**Directive**:
From the listing below, select every line where the word "predmetov" appears.

**Provided data**:
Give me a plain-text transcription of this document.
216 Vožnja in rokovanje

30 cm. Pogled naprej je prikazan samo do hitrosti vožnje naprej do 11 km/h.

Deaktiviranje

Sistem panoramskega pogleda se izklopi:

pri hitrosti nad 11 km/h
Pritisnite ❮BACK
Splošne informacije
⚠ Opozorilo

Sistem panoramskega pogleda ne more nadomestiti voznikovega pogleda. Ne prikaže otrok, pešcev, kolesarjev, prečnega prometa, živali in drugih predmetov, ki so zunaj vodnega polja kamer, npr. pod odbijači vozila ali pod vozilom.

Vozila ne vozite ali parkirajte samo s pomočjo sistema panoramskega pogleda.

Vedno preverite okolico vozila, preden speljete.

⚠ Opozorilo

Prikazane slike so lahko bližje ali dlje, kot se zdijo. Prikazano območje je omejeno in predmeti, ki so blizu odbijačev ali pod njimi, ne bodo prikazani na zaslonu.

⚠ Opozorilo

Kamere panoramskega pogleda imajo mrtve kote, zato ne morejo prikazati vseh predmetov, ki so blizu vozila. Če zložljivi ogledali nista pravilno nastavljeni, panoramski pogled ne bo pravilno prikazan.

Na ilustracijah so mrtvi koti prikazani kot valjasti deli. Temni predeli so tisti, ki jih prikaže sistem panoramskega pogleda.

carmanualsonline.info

**Written answer**:
Sistem panoramskega pogleda ne more nadomestiti voznikovega pogleda. Ne prikaže otrok, pešcev, kolesarjev, prečnega prometa, živali in drugih predmetov, ki so zunaj vodnega polja kamer, npr. pod odbijači vozila ali pod vozilom.
Kamere panoramskega pogleda imajo mrtve kote, zato ne morejo prikazati vseh predmetov, ki so blizu vozila. Če zložljivi ogledali nista pravilno nastavljeni, panoramski pogled ne bo pravilno prikazan.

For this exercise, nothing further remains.